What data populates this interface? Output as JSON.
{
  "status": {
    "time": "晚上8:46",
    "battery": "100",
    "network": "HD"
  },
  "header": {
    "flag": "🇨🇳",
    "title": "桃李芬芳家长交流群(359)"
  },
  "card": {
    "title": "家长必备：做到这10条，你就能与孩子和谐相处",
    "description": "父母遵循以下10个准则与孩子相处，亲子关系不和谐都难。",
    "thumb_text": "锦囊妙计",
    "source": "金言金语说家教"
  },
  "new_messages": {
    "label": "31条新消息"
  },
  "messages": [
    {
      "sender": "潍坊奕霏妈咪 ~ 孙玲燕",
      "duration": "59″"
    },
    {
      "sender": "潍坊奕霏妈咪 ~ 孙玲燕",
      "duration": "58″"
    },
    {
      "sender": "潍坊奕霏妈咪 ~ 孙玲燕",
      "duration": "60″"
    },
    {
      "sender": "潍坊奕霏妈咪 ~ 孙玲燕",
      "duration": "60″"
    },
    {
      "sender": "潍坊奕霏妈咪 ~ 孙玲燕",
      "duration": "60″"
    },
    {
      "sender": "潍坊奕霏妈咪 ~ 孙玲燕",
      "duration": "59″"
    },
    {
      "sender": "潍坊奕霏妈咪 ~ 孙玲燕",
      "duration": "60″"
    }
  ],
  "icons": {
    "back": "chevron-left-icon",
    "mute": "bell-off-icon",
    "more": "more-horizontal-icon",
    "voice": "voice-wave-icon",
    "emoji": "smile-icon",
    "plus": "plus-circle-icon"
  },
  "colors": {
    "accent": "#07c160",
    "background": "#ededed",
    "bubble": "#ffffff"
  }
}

###

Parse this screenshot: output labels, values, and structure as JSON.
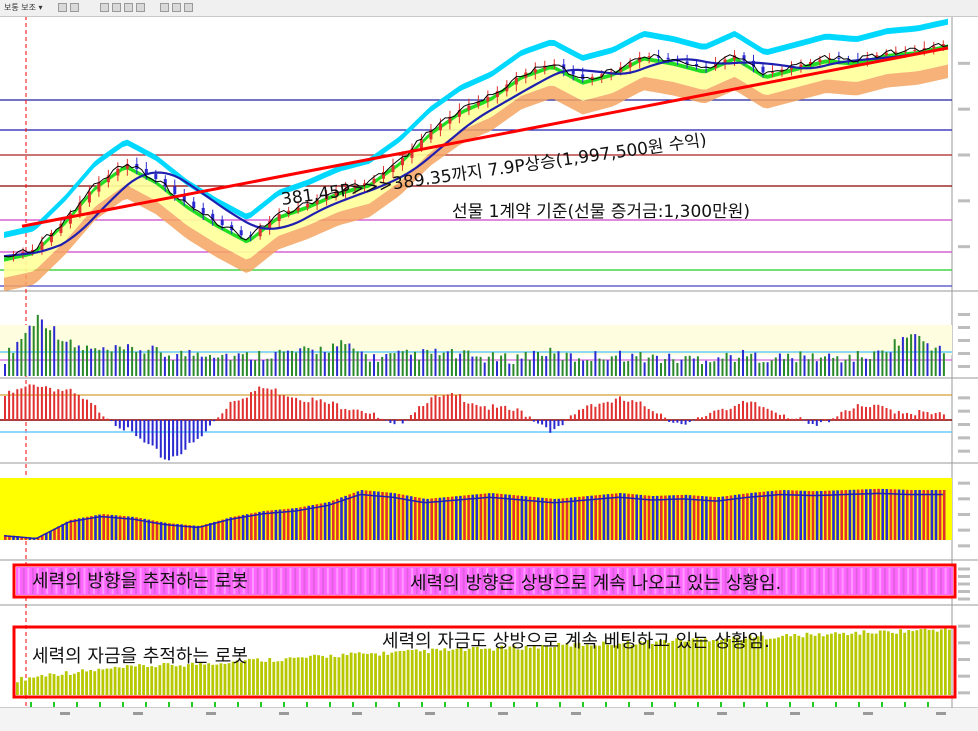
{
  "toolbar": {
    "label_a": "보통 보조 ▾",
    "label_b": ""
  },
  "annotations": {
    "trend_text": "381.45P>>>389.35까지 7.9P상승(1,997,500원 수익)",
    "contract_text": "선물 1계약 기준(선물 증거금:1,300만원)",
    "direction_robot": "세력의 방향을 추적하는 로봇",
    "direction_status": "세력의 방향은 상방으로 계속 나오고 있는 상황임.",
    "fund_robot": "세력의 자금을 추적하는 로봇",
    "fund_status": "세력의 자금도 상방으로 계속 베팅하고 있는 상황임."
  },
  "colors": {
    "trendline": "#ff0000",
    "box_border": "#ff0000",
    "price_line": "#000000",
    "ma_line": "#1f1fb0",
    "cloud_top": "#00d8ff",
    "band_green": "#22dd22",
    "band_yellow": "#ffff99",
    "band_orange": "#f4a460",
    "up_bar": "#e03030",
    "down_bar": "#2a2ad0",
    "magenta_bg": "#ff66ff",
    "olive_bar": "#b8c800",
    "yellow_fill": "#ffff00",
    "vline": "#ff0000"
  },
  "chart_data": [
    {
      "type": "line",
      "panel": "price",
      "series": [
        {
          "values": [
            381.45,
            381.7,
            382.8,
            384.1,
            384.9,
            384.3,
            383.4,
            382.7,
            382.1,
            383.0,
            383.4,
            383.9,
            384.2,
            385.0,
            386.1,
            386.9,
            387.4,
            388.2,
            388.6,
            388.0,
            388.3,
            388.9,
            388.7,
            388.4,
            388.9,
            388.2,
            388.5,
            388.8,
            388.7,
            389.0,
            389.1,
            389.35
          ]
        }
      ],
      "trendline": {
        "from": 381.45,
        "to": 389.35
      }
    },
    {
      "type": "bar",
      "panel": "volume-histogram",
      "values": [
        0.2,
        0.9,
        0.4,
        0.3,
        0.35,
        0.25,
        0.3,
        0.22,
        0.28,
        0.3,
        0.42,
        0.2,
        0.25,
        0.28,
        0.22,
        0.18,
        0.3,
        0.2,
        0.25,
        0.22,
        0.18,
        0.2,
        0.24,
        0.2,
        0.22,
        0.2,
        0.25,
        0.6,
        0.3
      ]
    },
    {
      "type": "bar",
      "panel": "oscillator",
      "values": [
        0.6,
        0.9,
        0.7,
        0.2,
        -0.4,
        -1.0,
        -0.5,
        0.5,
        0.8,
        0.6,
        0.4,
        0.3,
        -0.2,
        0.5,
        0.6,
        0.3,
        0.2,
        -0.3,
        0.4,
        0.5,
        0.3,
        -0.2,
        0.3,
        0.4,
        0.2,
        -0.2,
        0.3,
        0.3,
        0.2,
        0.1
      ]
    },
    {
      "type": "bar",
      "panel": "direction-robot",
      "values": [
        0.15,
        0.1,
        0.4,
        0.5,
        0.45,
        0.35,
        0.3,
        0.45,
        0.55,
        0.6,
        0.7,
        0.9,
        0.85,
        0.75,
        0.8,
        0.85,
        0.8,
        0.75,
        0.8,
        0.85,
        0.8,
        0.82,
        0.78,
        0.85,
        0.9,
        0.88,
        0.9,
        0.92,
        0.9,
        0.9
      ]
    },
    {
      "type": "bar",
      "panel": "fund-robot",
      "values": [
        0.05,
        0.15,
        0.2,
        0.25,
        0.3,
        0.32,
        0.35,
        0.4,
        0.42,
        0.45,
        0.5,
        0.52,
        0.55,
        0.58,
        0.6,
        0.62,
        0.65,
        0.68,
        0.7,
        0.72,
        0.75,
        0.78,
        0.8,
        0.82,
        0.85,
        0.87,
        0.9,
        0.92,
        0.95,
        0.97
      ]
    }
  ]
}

###

Pull every line containing the word "JSON" out of the material.

### EXERCISE SOLUTION
What data populates this interface? Output as JSON.
Parse this screenshot: output labels, values, and structure as JSON.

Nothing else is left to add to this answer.